> EXERCISE
Output every line below without omitting or altering anything.

=== DATA ENTRIES ===

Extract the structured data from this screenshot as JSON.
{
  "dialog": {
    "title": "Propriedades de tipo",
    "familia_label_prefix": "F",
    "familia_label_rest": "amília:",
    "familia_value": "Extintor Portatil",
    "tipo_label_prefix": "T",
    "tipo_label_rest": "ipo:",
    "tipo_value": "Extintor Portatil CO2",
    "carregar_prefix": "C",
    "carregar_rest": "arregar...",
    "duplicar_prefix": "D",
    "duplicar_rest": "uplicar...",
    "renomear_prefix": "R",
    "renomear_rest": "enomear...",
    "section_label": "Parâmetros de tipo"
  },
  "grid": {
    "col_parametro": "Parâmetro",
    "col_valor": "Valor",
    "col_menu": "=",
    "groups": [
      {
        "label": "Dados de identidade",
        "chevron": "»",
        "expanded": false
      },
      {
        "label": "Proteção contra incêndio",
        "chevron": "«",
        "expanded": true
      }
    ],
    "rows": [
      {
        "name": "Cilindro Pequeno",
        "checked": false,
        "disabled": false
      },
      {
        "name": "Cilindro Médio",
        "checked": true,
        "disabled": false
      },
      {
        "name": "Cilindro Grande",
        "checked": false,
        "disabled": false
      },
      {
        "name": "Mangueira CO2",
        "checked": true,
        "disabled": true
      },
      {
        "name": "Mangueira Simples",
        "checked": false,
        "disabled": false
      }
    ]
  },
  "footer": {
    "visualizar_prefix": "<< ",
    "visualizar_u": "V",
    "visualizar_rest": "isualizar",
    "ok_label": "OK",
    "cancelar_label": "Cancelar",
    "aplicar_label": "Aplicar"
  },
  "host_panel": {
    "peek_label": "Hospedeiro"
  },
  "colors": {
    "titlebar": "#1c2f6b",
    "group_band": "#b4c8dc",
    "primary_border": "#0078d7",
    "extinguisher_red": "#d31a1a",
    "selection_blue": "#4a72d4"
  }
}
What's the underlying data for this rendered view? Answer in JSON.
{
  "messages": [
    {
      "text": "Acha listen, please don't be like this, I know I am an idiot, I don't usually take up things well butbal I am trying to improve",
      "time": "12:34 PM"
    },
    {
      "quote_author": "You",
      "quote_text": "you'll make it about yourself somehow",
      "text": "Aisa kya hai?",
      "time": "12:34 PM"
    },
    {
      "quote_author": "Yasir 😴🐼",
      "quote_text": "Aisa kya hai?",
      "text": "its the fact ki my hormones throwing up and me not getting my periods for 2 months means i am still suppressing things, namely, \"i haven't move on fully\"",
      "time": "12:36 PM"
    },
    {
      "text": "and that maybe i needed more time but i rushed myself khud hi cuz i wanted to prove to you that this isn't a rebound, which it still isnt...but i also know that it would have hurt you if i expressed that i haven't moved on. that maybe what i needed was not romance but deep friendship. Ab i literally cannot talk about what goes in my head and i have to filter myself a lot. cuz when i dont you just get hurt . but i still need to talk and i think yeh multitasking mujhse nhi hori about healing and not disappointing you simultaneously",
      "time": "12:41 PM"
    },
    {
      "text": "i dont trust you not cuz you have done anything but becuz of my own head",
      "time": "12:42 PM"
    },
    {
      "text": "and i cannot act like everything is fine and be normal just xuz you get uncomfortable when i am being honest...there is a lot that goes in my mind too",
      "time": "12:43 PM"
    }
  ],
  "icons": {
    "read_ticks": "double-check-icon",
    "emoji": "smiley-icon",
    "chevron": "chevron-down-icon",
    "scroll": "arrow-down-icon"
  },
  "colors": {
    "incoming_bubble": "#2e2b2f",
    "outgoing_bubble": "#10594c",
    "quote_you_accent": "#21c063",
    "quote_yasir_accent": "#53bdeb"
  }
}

===

> FINISHED EXERCISE
Extract the structured data from this screenshot as JSON.
{
  "dialog": {
    "title": "Propriedades de tipo",
    "familia_label_prefix": "F",
    "familia_label_rest": "amília:",
    "familia_value": "Extintor Portatil",
    "tipo_label_prefix": "T",
    "tipo_label_rest": "ipo:",
    "tipo_value": "Extintor Portatil CO2",
    "carregar_prefix": "C",
    "carregar_rest": "arregar...",
    "duplicar_prefix": "D",
    "duplicar_rest": "uplicar...",
    "renomear_prefix": "R",
    "renomear_rest": "enomear...",
    "section_label": "Parâmetros de tipo"
  },
  "grid": {
    "col_parametro": "Parâmetro",
    "col_valor": "Valor",
    "col_menu": "=",
    "groups": [
      {
        "label": "Dados de identidade",
        "chevron": "»",
        "expanded": false
      },
      {
        "label": "Proteção contra incêndio",
        "chevron": "«",
        "expanded": true
      }
    ],
    "rows": [
      {
        "name": "Cilindro Pequeno",
        "checked": false,
        "disabled": false
      },
      {
        "name": "Cilindro Médio",
        "checked": true,
        "disabled": false
      },
      {
        "name": "Cilindro Grande",
        "checked": false,
        "disabled": false
      },
      {
        "name": "Mangueira CO2",
        "checked": true,
        "disabled": true
      },
      {
        "name": "Mangueira Simples",
        "checked": false,
        "disabled": false
      }
    ]
  },
  "footer": {
    "visualizar_prefix": "<< ",
    "visualizar_u": "V",
    "visualizar_rest": "isualizar",
    "ok_label": "OK",
    "cancelar_label": "Cancelar",
    "aplicar_label": "Aplicar"
  },
  "host_panel": {
    "peek_label": "Hospedeiro"
  },
  "colors": {
    "titlebar": "#1c2f6b",
    "group_band": "#b4c8dc",
    "primary_border": "#0078d7",
    "extinguisher_red": "#d31a1a",
    "selection_blue": "#4a72d4"
  }
}
What's the underlying data for this rendered view? Answer in JSON.
{
  "messages": [
    {
      "text": "Acha listen, please don't be like this, I know I am an idiot, I don't usually take up things well butbal I am trying to improve",
      "time": "12:34 PM"
    },
    {
      "quote_author": "You",
      "quote_text": "you'll make it about yourself somehow",
      "text": "Aisa kya hai?",
      "time": "12:34 PM"
    },
    {
      "quote_author": "Yasir 😴🐼",
      "quote_text": "Aisa kya hai?",
      "text": "its the fact ki my hormones throwing up and me not getting my periods for 2 months means i am still suppressing things, namely, \"i haven't move on fully\"",
      "time": "12:36 PM"
    },
    {
      "text": "and that maybe i needed more time but i rushed myself khud hi cuz i wanted to prove to you that this isn't a rebound, which it still isnt...but i also know that it would have hurt you if i expressed that i haven't moved on. that maybe what i needed was not romance but deep friendship. Ab i literally cannot talk about what goes in my head and i have to filter myself a lot. cuz when i dont you just get hurt . but i still need to talk and i think yeh multitasking mujhse nhi hori about healing and not disappointing you simultaneously",
      "time": "12:41 PM"
    },
    {
      "text": "i dont trust you not cuz you have done anything but becuz of my own head",
      "time": "12:42 PM"
    },
    {
      "text": "and i cannot act like everything is fine and be normal just xuz you get uncomfortable when i am being honest...there is a lot that goes in my mind too",
      "time": "12:43 PM"
    }
  ],
  "icons": {
    "read_ticks": "double-check-icon",
    "emoji": "smiley-icon",
    "chevron": "chevron-down-icon",
    "scroll": "arrow-down-icon"
  },
  "colors": {
    "incoming_bubble": "#2e2b2f",
    "outgoing_bubble": "#10594c",
    "quote_you_accent": "#21c063",
    "quote_yasir_accent": "#53bdeb"
  }
}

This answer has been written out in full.